> _ITEMS_:
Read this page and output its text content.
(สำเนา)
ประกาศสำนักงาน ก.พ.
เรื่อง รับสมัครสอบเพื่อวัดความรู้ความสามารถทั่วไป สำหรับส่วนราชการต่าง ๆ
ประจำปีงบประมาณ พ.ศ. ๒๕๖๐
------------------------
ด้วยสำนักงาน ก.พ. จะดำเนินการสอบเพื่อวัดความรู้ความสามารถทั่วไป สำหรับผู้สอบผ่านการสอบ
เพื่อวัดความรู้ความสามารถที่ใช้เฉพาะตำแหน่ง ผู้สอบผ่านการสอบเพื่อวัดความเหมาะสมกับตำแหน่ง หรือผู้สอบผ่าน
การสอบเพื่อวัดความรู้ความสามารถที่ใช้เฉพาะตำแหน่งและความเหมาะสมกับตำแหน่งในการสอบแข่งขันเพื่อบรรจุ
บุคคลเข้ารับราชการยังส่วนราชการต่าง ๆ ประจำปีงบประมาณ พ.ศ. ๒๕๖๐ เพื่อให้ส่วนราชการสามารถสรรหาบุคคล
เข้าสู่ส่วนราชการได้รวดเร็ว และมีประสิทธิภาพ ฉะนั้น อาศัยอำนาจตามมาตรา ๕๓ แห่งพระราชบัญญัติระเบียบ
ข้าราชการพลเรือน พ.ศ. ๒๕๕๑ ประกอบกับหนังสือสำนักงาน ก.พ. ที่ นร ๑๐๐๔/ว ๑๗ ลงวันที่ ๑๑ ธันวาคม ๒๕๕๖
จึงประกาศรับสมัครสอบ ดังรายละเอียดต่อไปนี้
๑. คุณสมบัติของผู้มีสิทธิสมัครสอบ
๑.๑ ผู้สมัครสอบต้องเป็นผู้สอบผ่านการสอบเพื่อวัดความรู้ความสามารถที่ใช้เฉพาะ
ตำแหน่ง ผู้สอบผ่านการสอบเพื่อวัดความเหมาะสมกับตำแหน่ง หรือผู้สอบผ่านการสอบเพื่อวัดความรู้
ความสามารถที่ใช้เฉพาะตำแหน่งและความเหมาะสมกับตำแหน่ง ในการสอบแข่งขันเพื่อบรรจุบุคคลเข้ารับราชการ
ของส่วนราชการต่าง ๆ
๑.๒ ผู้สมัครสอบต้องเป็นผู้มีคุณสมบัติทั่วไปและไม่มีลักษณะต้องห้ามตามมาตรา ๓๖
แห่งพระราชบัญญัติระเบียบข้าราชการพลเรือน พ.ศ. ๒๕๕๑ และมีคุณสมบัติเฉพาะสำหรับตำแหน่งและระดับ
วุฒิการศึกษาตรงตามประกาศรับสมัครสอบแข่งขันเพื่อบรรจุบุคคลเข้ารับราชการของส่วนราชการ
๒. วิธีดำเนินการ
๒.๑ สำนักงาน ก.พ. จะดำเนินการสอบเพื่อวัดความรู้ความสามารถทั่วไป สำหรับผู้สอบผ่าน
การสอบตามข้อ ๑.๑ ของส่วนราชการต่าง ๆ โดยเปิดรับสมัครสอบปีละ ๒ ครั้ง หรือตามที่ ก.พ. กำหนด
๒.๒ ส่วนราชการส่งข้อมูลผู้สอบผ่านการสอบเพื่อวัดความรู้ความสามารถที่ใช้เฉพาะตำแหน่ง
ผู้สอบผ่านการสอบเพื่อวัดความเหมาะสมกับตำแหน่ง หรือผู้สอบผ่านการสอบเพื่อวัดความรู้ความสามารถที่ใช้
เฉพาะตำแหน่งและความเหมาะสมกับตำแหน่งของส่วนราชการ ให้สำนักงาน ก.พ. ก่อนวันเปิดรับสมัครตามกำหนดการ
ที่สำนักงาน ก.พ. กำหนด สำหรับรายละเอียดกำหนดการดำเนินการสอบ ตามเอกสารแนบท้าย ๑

> _EXERCISE_: Copy down every line of the material above that includes the string "วนราชการต".

> _RESPONSE_:
เรื่อง รับสมัครสอบเพื่อวัดความรู้ความสามารถทั่วไป สำหรับส่วนราชการต่าง ๆ
บุคคลเข้ารับราชการยังส่วนราชการต่าง ๆ ประจำปีงบประมาณ พ.ศ. ๒๕๖๐ เพื่อให้ส่วนราชการสามารถสรรหาบุคคล
ของส่วนราชการต่าง ๆ
การสอบตามข้อ ๑.๑ ของส่วนราชการต่าง ๆ โดยเปิดรับสมัครสอบปีละ ๒ ครั้ง หรือตามที่ ก.พ. กำหนด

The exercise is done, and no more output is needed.